Problem details:
Quote all of the entries word for word.

Stored rows:

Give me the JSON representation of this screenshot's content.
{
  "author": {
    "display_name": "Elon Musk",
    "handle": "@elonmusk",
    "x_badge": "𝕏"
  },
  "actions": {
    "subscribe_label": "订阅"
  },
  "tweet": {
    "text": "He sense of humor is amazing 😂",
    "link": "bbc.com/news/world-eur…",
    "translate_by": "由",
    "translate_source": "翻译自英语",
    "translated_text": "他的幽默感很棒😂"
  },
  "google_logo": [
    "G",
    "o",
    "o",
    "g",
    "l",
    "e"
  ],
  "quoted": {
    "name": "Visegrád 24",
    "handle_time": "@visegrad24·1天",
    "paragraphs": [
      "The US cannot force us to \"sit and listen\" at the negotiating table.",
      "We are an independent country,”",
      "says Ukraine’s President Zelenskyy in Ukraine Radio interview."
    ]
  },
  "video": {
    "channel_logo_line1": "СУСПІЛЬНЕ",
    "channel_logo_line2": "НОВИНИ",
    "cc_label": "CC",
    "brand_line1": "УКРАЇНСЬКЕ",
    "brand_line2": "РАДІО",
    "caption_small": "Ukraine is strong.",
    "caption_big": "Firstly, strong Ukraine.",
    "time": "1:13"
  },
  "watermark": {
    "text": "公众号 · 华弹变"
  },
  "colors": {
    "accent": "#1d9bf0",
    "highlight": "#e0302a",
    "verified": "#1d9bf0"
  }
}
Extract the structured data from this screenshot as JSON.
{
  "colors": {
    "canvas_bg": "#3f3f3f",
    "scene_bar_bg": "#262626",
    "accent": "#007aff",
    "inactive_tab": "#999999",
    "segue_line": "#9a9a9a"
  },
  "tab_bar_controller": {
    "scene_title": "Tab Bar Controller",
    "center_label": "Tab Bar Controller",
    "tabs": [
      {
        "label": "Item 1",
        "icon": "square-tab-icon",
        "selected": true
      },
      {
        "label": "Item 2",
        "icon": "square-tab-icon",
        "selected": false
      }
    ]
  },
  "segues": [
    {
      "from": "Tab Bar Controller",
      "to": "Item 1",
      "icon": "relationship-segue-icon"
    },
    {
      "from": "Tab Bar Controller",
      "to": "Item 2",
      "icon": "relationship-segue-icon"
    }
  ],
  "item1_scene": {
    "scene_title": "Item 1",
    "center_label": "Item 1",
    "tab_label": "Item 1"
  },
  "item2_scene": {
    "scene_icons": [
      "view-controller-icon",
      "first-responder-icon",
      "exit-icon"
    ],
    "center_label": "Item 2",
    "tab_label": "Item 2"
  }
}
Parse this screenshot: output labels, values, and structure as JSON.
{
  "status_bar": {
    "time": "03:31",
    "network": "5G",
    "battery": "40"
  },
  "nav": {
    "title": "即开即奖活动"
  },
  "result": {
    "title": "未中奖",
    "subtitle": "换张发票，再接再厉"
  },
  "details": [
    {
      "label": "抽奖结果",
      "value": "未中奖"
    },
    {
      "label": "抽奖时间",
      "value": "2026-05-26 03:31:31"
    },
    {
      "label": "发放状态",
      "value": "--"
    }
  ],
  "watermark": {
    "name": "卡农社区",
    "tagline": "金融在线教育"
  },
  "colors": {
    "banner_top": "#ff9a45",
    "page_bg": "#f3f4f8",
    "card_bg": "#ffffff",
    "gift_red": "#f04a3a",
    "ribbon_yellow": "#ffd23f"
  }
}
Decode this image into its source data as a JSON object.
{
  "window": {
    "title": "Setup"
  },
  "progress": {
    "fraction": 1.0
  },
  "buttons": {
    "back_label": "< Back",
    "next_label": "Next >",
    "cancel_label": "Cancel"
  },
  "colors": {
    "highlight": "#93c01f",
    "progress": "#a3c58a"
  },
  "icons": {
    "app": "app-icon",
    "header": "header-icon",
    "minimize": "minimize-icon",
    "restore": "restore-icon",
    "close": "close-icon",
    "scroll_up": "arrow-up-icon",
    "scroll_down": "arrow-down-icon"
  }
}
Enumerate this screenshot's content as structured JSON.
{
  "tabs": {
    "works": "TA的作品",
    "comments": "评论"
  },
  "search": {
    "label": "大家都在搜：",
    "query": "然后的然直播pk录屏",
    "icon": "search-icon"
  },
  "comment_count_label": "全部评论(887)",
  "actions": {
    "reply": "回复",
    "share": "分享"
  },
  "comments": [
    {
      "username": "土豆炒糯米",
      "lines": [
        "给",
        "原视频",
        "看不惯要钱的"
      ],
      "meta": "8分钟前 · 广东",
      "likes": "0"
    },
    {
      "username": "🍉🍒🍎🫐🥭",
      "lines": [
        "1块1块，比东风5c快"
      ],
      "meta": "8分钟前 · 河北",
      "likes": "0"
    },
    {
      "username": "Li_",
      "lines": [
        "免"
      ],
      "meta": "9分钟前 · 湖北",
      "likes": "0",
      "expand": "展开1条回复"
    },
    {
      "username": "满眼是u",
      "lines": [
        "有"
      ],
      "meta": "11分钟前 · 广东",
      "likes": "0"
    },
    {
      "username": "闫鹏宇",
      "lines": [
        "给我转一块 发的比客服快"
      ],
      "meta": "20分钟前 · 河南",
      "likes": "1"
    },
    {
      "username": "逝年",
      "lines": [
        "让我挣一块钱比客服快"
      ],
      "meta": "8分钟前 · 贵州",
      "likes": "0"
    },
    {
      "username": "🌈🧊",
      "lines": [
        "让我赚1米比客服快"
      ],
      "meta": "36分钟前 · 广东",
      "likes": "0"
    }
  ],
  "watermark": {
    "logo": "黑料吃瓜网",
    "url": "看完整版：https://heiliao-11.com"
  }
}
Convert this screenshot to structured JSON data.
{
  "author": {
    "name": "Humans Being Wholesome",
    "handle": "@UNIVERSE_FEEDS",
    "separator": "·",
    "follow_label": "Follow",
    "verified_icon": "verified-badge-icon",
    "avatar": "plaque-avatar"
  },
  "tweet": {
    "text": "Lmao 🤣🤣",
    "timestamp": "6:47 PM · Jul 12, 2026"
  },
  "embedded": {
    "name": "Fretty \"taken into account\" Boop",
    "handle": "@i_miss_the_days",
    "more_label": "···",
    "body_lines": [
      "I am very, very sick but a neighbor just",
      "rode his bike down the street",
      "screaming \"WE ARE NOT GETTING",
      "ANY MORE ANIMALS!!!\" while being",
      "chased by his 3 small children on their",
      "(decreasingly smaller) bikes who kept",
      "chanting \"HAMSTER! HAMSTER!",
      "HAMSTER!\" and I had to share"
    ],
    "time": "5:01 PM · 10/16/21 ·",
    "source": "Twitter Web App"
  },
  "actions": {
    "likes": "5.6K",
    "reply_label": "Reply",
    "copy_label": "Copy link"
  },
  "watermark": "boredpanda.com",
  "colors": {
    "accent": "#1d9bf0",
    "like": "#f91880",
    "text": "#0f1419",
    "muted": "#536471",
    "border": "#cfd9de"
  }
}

Exercise response:
Give me the JSON representation of this screenshot's content.
{
  "author": {
    "display_name": "Elon Musk",
    "handle": "@elonmusk",
    "x_badge": "𝕏"
  },
  "actions": {
    "subscribe_label": "订阅"
  },
  "tweet": {
    "text": "He sense of humor is amazing 😂",
    "link": "bbc.com/news/world-eur…",
    "translate_by": "由",
    "translate_source": "翻译自英语",
    "translated_text": "他的幽默感很棒😂"
  },
  "google_logo": [
    "G",
    "o",
    "o",
    "g",
    "l",
    "e"
  ],
  "quoted": {
    "name": "Visegrád 24",
    "handle_time": "@visegrad24·1天",
    "paragraphs": [
      "The US cannot force us to \"sit and listen\" at the negotiating table.",
      "We are an independent country,”",
      "says Ukraine’s President Zelenskyy in Ukraine Radio interview."
    ]
  },
  "video": {
    "channel_logo_line1": "СУСПІЛЬНЕ",
    "channel_logo_line2": "НОВИНИ",
    "cc_label": "CC",
    "brand_line1": "УКРАЇНСЬКЕ",
    "brand_line2": "РАДІО",
    "caption_small": "Ukraine is strong.",
    "caption_big": "Firstly, strong Ukraine.",
    "time": "1:13"
  },
  "watermark": {
    "text": "公众号 · 华弹变"
  },
  "colors": {
    "accent": "#1d9bf0",
    "highlight": "#e0302a",
    "verified": "#1d9bf0"
  }
}
Extract the structured data from this screenshot as JSON.
{
  "colors": {
    "canvas_bg": "#3f3f3f",
    "scene_bar_bg": "#262626",
    "accent": "#007aff",
    "inactive_tab": "#999999",
    "segue_line": "#9a9a9a"
  },
  "tab_bar_controller": {
    "scene_title": "Tab Bar Controller",
    "center_label": "Tab Bar Controller",
    "tabs": [
      {
        "label": "Item 1",
        "icon": "square-tab-icon",
        "selected": true
      },
      {
        "label": "Item 2",
        "icon": "square-tab-icon",
        "selected": false
      }
    ]
  },
  "segues": [
    {
      "from": "Tab Bar Controller",
      "to": "Item 1",
      "icon": "relationship-segue-icon"
    },
    {
      "from": "Tab Bar Controller",
      "to": "Item 2",
      "icon": "relationship-segue-icon"
    }
  ],
  "item1_scene": {
    "scene_title": "Item 1",
    "center_label": "Item 1",
    "tab_label": "Item 1"
  },
  "item2_scene": {
    "scene_icons": [
      "view-controller-icon",
      "first-responder-icon",
      "exit-icon"
    ],
    "center_label": "Item 2",
    "tab_label": "Item 2"
  }
}
Parse this screenshot: output labels, values, and structure as JSON.
{
  "status_bar": {
    "time": "03:31",
    "network": "5G",
    "battery": "40"
  },
  "nav": {
    "title": "即开即奖活动"
  },
  "result": {
    "title": "未中奖",
    "subtitle": "换张发票，再接再厉"
  },
  "details": [
    {
      "label": "抽奖结果",
      "value": "未中奖"
    },
    {
      "label": "抽奖时间",
      "value": "2026-05-26 03:31:31"
    },
    {
      "label": "发放状态",
      "value": "--"
    }
  ],
  "watermark": {
    "name": "卡农社区",
    "tagline": "金融在线教育"
  },
  "colors": {
    "banner_top": "#ff9a45",
    "page_bg": "#f3f4f8",
    "card_bg": "#ffffff",
    "gift_red": "#f04a3a",
    "ribbon_yellow": "#ffd23f"
  }
}
Decode this image into its source data as a JSON object.
{
  "window": {
    "title": "Setup"
  },
  "progress": {
    "fraction": 1.0
  },
  "buttons": {
    "back_label": "< Back",
    "next_label": "Next >",
    "cancel_label": "Cancel"
  },
  "colors": {
    "highlight": "#93c01f",
    "progress": "#a3c58a"
  },
  "icons": {
    "app": "app-icon",
    "header": "header-icon",
    "minimize": "minimize-icon",
    "restore": "restore-icon",
    "close": "close-icon",
    "scroll_up": "arrow-up-icon",
    "scroll_down": "arrow-down-icon"
  }
}
Enumerate this screenshot's content as structured JSON.
{
  "tabs": {
    "works": "TA的作品",
    "comments": "评论"
  },
  "search": {
    "label": "大家都在搜：",
    "query": "然后的然直播pk录屏",
    "icon": "search-icon"
  },
  "comment_count_label": "全部评论(887)",
  "actions": {
    "reply": "回复",
    "share": "分享"
  },
  "comments": [
    {
      "username": "土豆炒糯米",
      "lines": [
        "给",
        "原视频",
        "看不惯要钱的"
      ],
      "meta": "8分钟前 · 广东",
      "likes": "0"
    },
    {
      "username": "🍉🍒🍎🫐🥭",
      "lines": [
        "1块1块，比东风5c快"
      ],
      "meta": "8分钟前 · 河北",
      "likes": "0"
    },
    {
      "username": "Li_",
      "lines": [
        "免"
      ],
      "meta": "9分钟前 · 湖北",
      "likes": "0",
      "expand": "展开1条回复"
    },
    {
      "username": "满眼是u",
      "lines": [
        "有"
      ],
      "meta": "11分钟前 · 广东",
      "likes": "0"
    },
    {
      "username": "闫鹏宇",
      "lines": [
        "给我转一块 发的比客服快"
      ],
      "meta": "20分钟前 · 河南",
      "likes": "1"
    },
    {
      "username": "逝年",
      "lines": [
        "让我挣一块钱比客服快"
      ],
      "meta": "8分钟前 · 贵州",
      "likes": "0"
    },
    {
      "username": "🌈🧊",
      "lines": [
        "让我赚1米比客服快"
      ],
      "meta": "36分钟前 · 广东",
      "likes": "0"
    }
  ],
  "watermark": {
    "logo": "黑料吃瓜网",
    "url": "看完整版：https://heiliao-11.com"
  }
}
Convert this screenshot to structured JSON data.
{
  "author": {
    "name": "Humans Being Wholesome",
    "handle": "@UNIVERSE_FEEDS",
    "separator": "·",
    "follow_label": "Follow",
    "verified_icon": "verified-badge-icon",
    "avatar": "plaque-avatar"
  },
  "tweet": {
    "text": "Lmao 🤣🤣",
    "timestamp": "6:47 PM · Jul 12, 2026"
  },
  "embedded": {
    "name": "Fretty \"taken into account\" Boop",
    "handle": "@i_miss_the_days",
    "more_label": "···",
    "body_lines": [
      "I am very, very sick but a neighbor just",
      "rode his bike down the street",
      "screaming \"WE ARE NOT GETTING",
      "ANY MORE ANIMALS!!!\" while being",
      "chased by his 3 small children on their",
      "(decreasingly smaller) bikes who kept",
      "chanting \"HAMSTER! HAMSTER!",
      "HAMSTER!\" and I had to share"
    ],
    "time": "5:01 PM · 10/16/21 ·",
    "source": "Twitter Web App"
  },
  "actions": {
    "likes": "5.6K",
    "reply_label": "Reply",
    "copy_label": "Copy link"
  },
  "watermark": "boredpanda.com",
  "colors": {
    "accent": "#1d9bf0",
    "like": "#f91880",
    "text": "#0f1419",
    "muted": "#536471",
    "border": "#cfd9de"
  }
}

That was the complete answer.